Exclude images, then output the remaining data verbatim.

• MATERIAL SUPPLIED:
==================================================

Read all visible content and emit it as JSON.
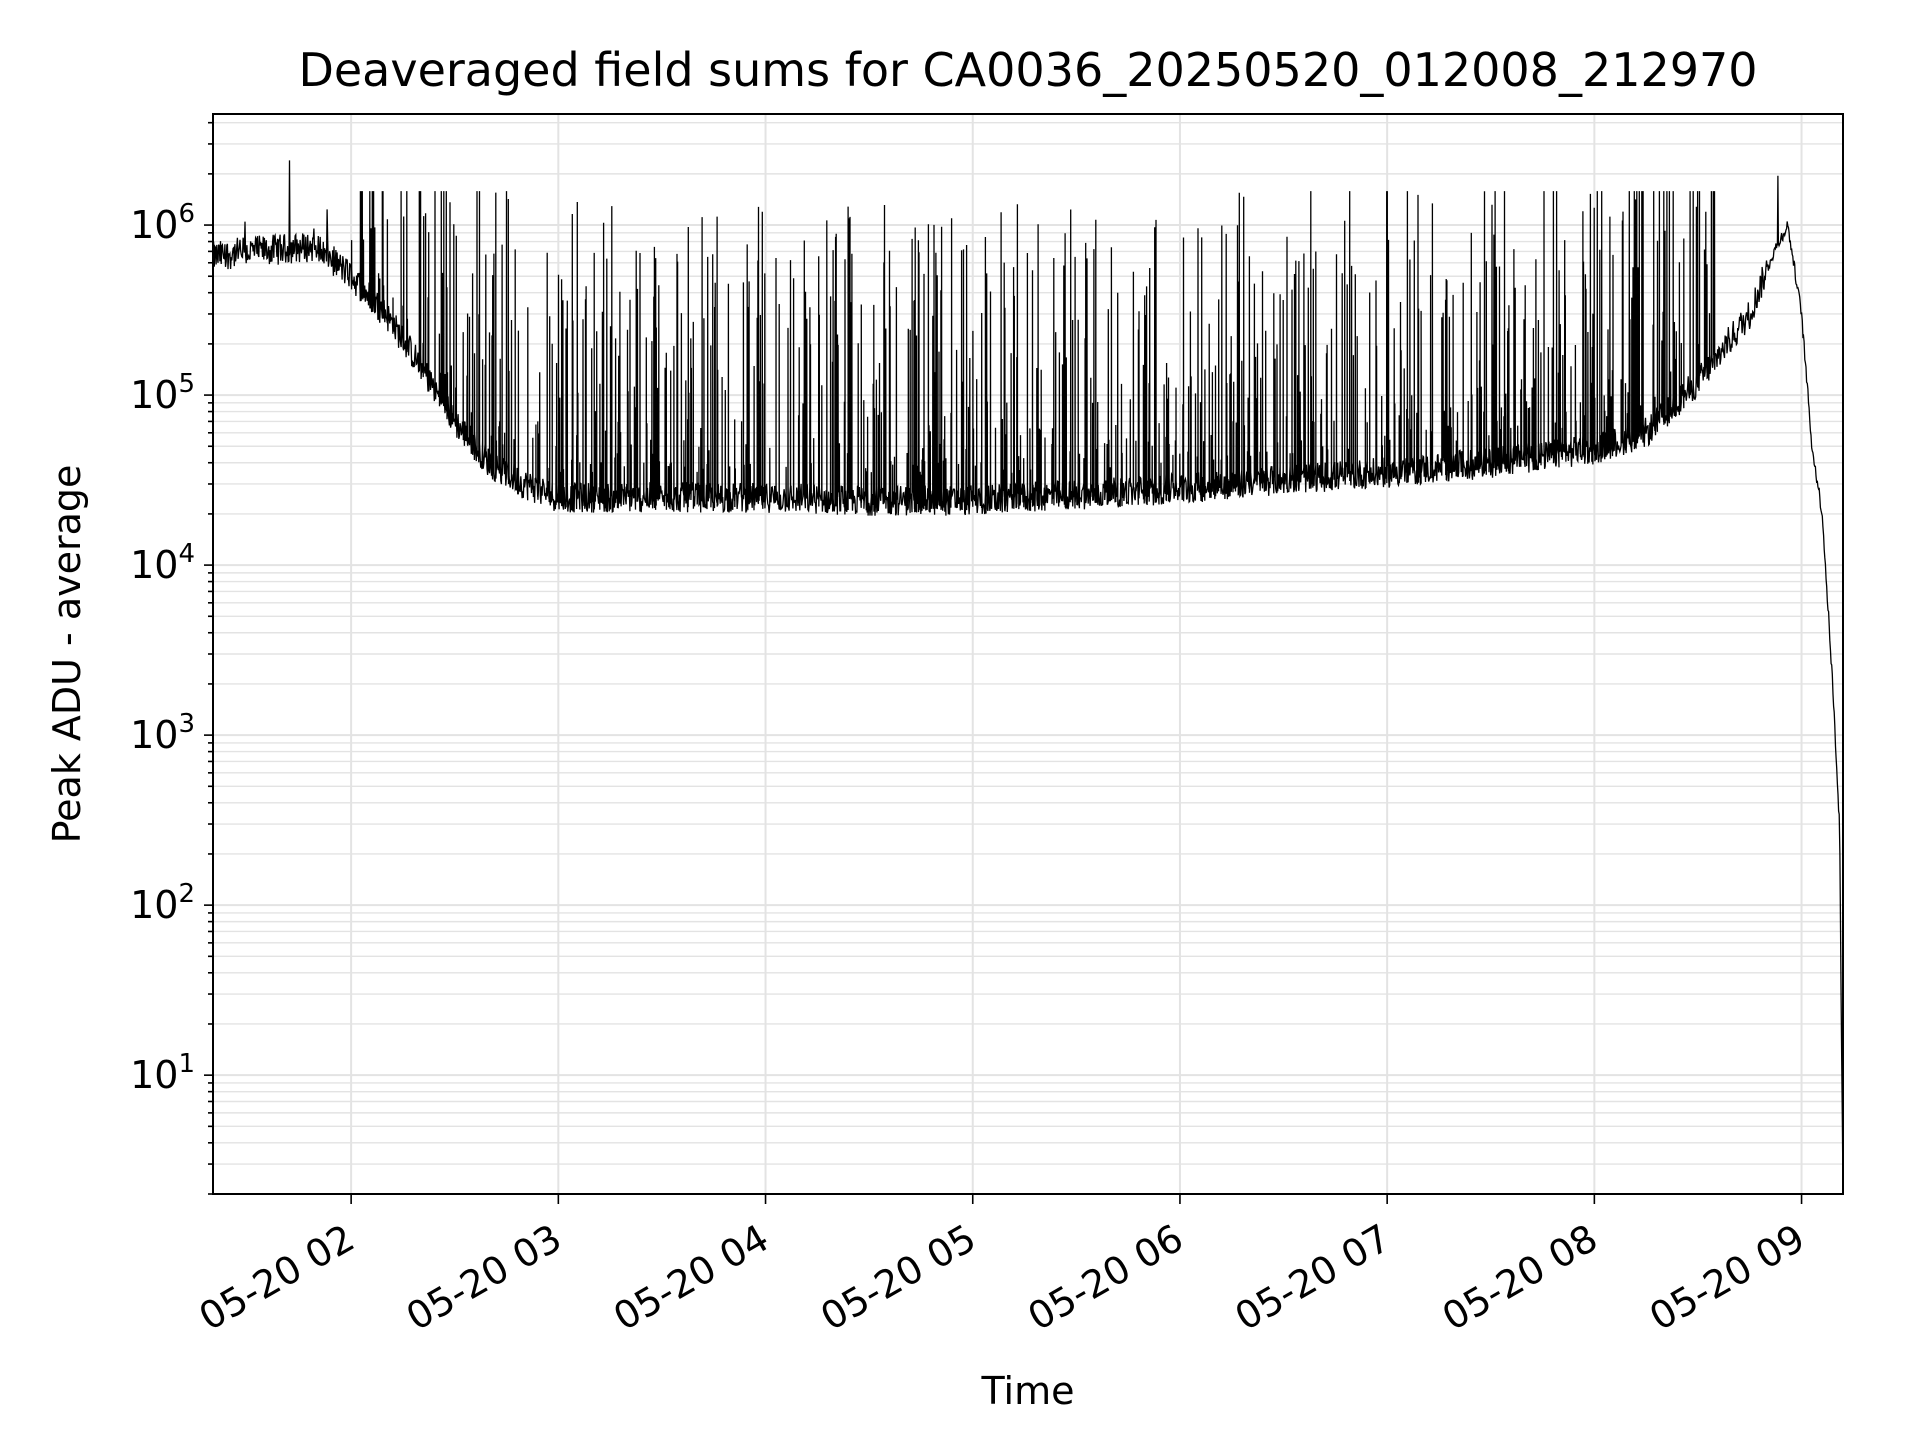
{
  "chart_data": {
    "type": "line",
    "title": "Deaveraged field sums for CA0036_20250520_012008_212970",
    "xlabel": "Time",
    "ylabel": "Peak ADU - average",
    "x_scale": "time",
    "y_scale": "log",
    "xlim": [
      "2025-05-20 01:20",
      "2025-05-20 09:12"
    ],
    "ylim": [
      2,
      4500000
    ],
    "x_ticks": [
      "05-20 02",
      "05-20 03",
      "05-20 04",
      "05-20 05",
      "05-20 06",
      "05-20 07",
      "05-20 08",
      "05-20 09"
    ],
    "x_tick_times": [
      "2025-05-20 02:00",
      "2025-05-20 03:00",
      "2025-05-20 04:00",
      "2025-05-20 05:00",
      "2025-05-20 06:00",
      "2025-05-20 07:00",
      "2025-05-20 08:00",
      "2025-05-20 09:00"
    ],
    "y_ticks": [
      {
        "base": "10",
        "exp": "1",
        "value": 10
      },
      {
        "base": "10",
        "exp": "2",
        "value": 100
      },
      {
        "base": "10",
        "exp": "3",
        "value": 1000
      },
      {
        "base": "10",
        "exp": "4",
        "value": 10000
      },
      {
        "base": "10",
        "exp": "5",
        "value": 100000
      },
      {
        "base": "10",
        "exp": "6",
        "value": 1000000
      }
    ],
    "grid": true,
    "line_color": "#000000",
    "grid_color": "#e3e3e3",
    "series": [
      {
        "x": [
          "2025-05-20 01:20",
          "2025-05-20 01:30",
          "2025-05-20 01:40",
          "2025-05-20 01:50",
          "2025-05-20 02:00",
          "2025-05-20 02:10",
          "2025-05-20 02:20",
          "2025-05-20 02:30",
          "2025-05-20 02:40",
          "2025-05-20 02:50",
          "2025-05-20 03:00",
          "2025-05-20 03:30",
          "2025-05-20 04:00",
          "2025-05-20 04:30",
          "2025-05-20 05:00",
          "2025-05-20 05:30",
          "2025-05-20 06:00",
          "2025-05-20 06:30",
          "2025-05-20 07:00",
          "2025-05-20 07:30",
          "2025-05-20 08:00",
          "2025-05-20 08:15",
          "2025-05-20 08:30",
          "2025-05-20 08:45",
          "2025-05-20 08:52",
          "2025-05-20 08:56",
          "2025-05-20 09:00",
          "2025-05-20 09:03",
          "2025-05-20 09:06",
          "2025-05-20 09:09",
          "2025-05-20 09:11",
          "2025-05-20 09:12"
        ],
        "y": [
          650000,
          700000,
          720000,
          750000,
          500000,
          300000,
          150000,
          70000,
          40000,
          30000,
          25000,
          25000,
          25000,
          24000,
          24000,
          26000,
          28000,
          32000,
          35000,
          40000,
          48000,
          60000,
          120000,
          300000,
          700000,
          1000000,
          300000,
          50000,
          20000,
          2000,
          300,
          2
        ]
      }
    ]
  }
}
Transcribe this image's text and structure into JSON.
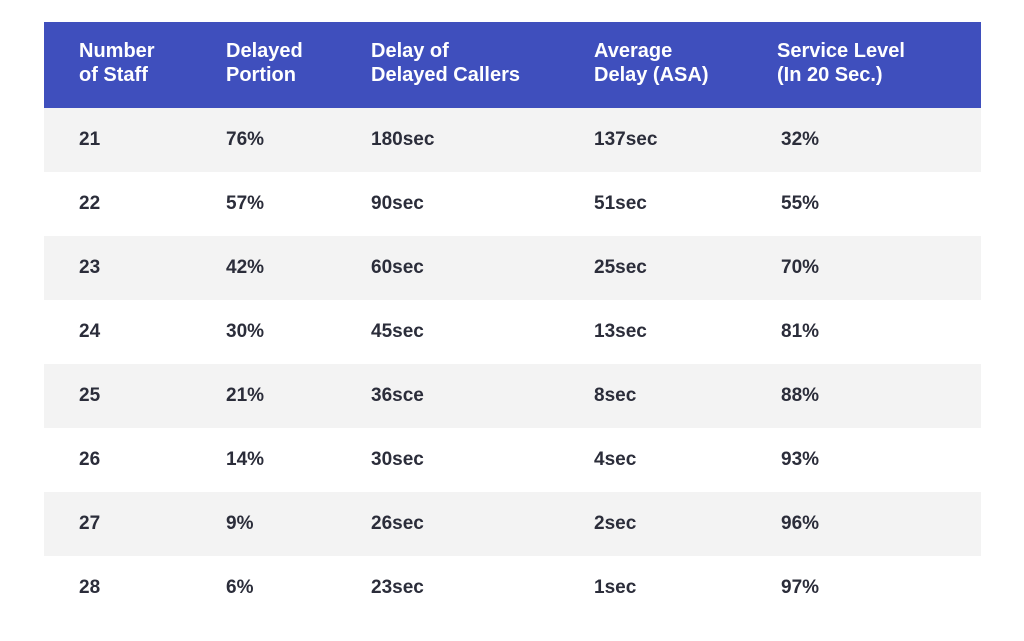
{
  "table": {
    "headers": [
      "Number\nof Staff",
      "Delayed\nPortion",
      "Delay of\nDelayed Callers",
      "Average\nDelay (ASA)",
      "Service Level\n(In 20 Sec.)"
    ],
    "rows": [
      [
        "21",
        "76%",
        "180sec",
        "137sec",
        "32%"
      ],
      [
        "22",
        "57%",
        "90sec",
        "51sec",
        "55%"
      ],
      [
        "23",
        "42%",
        "60sec",
        "25sec",
        "70%"
      ],
      [
        "24",
        "30%",
        "45sec",
        "13sec",
        "81%"
      ],
      [
        "25",
        "21%",
        "36sce",
        "8sec",
        "88%"
      ],
      [
        "26",
        "14%",
        "30sec",
        "4sec",
        "93%"
      ],
      [
        "27",
        "9%",
        "26sec",
        "2sec",
        "96%"
      ],
      [
        "28",
        "6%",
        "23sec",
        "1sec",
        "97%"
      ]
    ]
  },
  "colors": {
    "header_bg": "#3f4fbd",
    "header_text": "#ffffff",
    "shaded_row": "#f3f3f3",
    "body_text": "#2b2d3a"
  }
}
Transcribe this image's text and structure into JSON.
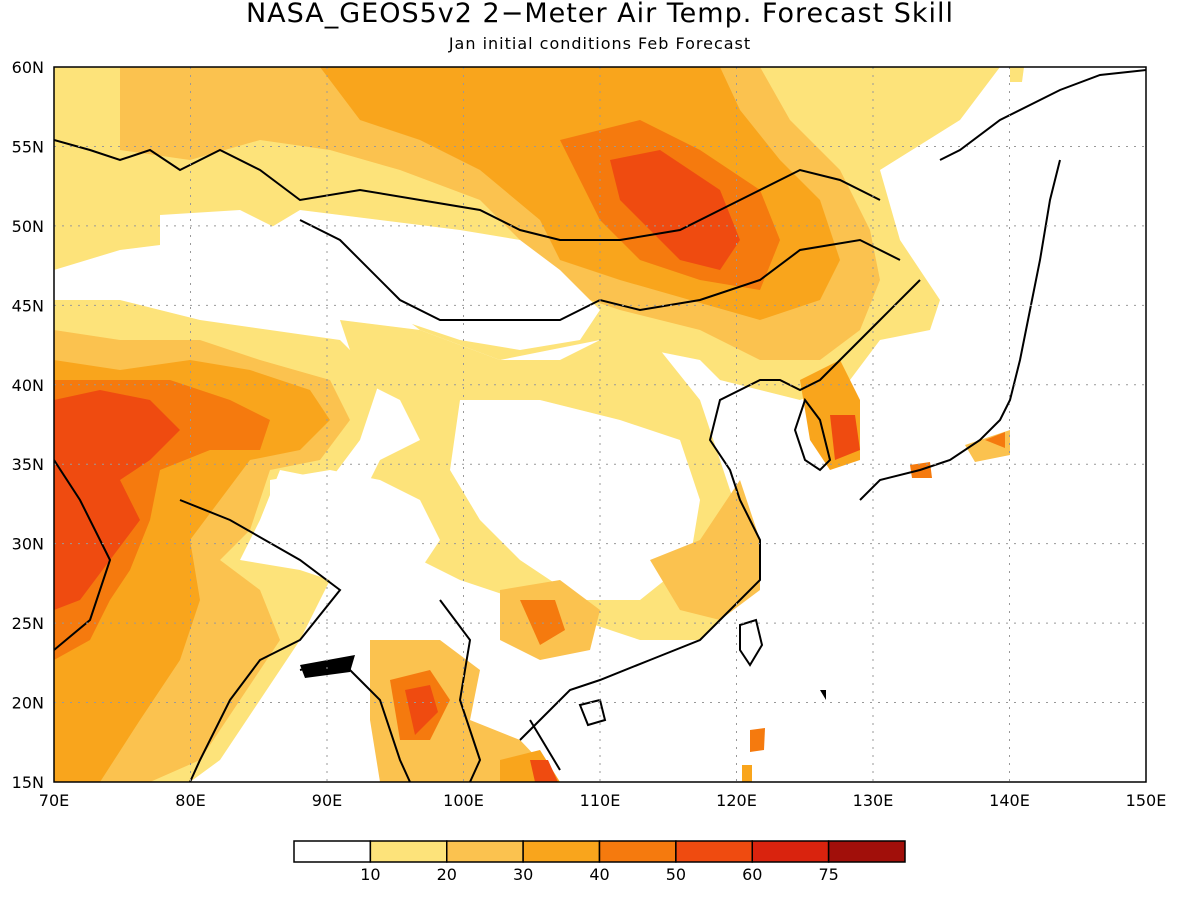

==================================================

• SOLUTION FOR THIS TASK:
Read all visible content and emit it as JSON.
{
  "chart_data": {
    "type": "line",
    "title": "Deaveraged field sums for CA0036_20250520_012008_212970",
    "xlabel": "Time",
    "ylabel": "Peak ADU - average",
    "x_scale": "time",
    "y_scale": "log",
    "xlim": [
      "2025-05-20 01:20",
      "2025-05-20 09:12"
    ],
    "ylim": [
      2,
      4500000
    ],
    "x_ticks": [
      "05-20 02",
      "05-20 03",
      "05-20 04",
      "05-20 05",
      "05-20 06",
      "05-20 07",
      "05-20 08",
      "05-20 09"
    ],
    "x_tick_times": [
      "2025-05-20 02:00",
      "2025-05-20 03:00",
      "2025-05-20 04:00",
      "2025-05-20 05:00",
      "2025-05-20 06:00",
      "2025-05-20 07:00",
      "2025-05-20 08:00",
      "2025-05-20 09:00"
    ],
    "y_ticks": [
      {
        "base": "10",
        "exp": "1",
        "value": 10
      },
      {
        "base": "10",
        "exp": "2",
        "value": 100
      },
      {
        "base": "10",
        "exp": "3",
        "value": 1000
      },
      {
        "base": "10",
        "exp": "4",
        "value": 10000
      },
      {
        "base": "10",
        "exp": "5",
        "value": 100000
      },
      {
        "base": "10",
        "exp": "6",
        "value": 1000000
      }
    ],
    "grid": true,
    "line_color": "#000000",
    "grid_color": "#e3e3e3",
    "series": [
      {
        "x": [
          "2025-05-20 01:20",
          "2025-05-20 01:30",
          "2025-05-20 01:40",
          "2025-05-20 01:50",
          "2025-05-20 02:00",
          "2025-05-20 02:10",
          "2025-05-20 02:20",
          "2025-05-20 02:30",
          "2025-05-20 02:40",
          "2025-05-20 02:50",
          "2025-05-20 03:00",
          "2025-05-20 03:30",
          "2025-05-20 04:00",
          "2025-05-20 04:30",
          "2025-05-20 05:00",
          "2025-05-20 05:30",
          "2025-05-20 06:00",
          "2025-05-20 06:30",
          "2025-05-20 07:00",
          "2025-05-20 07:30",
          "2025-05-20 08:00",
          "2025-05-20 08:15",
          "2025-05-20 08:30",
          "2025-05-20 08:45",
          "2025-05-20 08:52",
          "2025-05-20 08:56",
          "2025-05-20 09:00",
          "2025-05-20 09:03",
          "2025-05-20 09:06",
          "2025-05-20 09:09",
          "2025-05-20 09:11",
          "2025-05-20 09:12"
        ],
        "y": [
          650000,
          700000,
          720000,
          750000,
          500000,
          300000,
          150000,
          70000,
          40000,
          30000,
          25000,
          25000,
          25000,
          24000,
          24000,
          26000,
          28000,
          32000,
          35000,
          40000,
          48000,
          60000,
          120000,
          300000,
          700000,
          1000000,
          300000,
          50000,
          20000,
          2000,
          300,
          2
        ]
      }
    ]
  }
}
Transcribe this image's text and structure into JSON.
{
  "table": {
    "headers": [
      "Number\nof Staff",
      "Delayed\nPortion",
      "Delay of\nDelayed Callers",
      "Average\nDelay (ASA)",
      "Service Level\n(In 20 Sec.)"
    ],
    "rows": [
      [
        "21",
        "76%",
        "180sec",
        "137sec",
        "32%"
      ],
      [
        "22",
        "57%",
        "90sec",
        "51sec",
        "55%"
      ],
      [
        "23",
        "42%",
        "60sec",
        "25sec",
        "70%"
      ],
      [
        "24",
        "30%",
        "45sec",
        "13sec",
        "81%"
      ],
      [
        "25",
        "21%",
        "36sce",
        "8sec",
        "88%"
      ],
      [
        "26",
        "14%",
        "30sec",
        "4sec",
        "93%"
      ],
      [
        "27",
        "9%",
        "26sec",
        "2sec",
        "96%"
      ],
      [
        "28",
        "6%",
        "23sec",
        "1sec",
        "97%"
      ]
    ]
  },
  "colors": {
    "header_bg": "#3f4fbd",
    "header_text": "#ffffff",
    "shaded_row": "#f3f3f3",
    "body_text": "#2b2d3a"
  }
}
Transcribe this image's text and structure into JSON.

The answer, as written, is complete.